- WHAT YOU WILL DO
Pull every "Copyright" line out of the data below.

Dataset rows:
>> Start
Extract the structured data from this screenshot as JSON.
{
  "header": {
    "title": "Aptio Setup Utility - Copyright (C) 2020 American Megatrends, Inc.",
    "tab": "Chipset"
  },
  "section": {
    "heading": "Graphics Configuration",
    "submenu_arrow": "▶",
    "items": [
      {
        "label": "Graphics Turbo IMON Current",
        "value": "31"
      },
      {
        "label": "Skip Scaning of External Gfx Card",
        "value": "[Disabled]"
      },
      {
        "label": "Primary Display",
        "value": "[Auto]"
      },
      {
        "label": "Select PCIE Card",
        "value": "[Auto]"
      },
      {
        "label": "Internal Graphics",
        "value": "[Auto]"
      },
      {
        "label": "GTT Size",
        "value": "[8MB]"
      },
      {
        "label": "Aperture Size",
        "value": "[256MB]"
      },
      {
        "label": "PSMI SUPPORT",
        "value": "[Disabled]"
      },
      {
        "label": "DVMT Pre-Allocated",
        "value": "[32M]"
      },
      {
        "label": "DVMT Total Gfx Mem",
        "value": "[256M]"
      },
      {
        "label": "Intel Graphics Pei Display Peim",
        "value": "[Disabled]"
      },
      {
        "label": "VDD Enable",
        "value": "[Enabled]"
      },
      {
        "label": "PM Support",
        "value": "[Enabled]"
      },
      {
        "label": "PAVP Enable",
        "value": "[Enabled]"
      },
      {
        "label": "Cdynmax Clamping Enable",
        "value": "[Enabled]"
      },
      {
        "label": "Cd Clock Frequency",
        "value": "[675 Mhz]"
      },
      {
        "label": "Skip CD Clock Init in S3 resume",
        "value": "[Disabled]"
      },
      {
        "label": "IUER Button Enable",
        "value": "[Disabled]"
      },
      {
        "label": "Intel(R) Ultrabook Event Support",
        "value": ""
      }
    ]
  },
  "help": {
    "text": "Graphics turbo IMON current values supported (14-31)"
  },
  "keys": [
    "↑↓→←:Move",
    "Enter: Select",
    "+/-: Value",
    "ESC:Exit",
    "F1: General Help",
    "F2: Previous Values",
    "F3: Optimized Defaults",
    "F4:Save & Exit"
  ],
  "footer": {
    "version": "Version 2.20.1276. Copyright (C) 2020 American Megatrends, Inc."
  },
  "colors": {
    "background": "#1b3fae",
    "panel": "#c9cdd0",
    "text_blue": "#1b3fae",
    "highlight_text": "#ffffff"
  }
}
>> End
- OUTPUT FOR THIS TASK
    "title": "Aptio Setup Utility - Copyright (C) 2020 American Megatrends, Inc.",
    "version": "Version 2.20.1276. Copyright (C) 2020 American Megatrends, Inc."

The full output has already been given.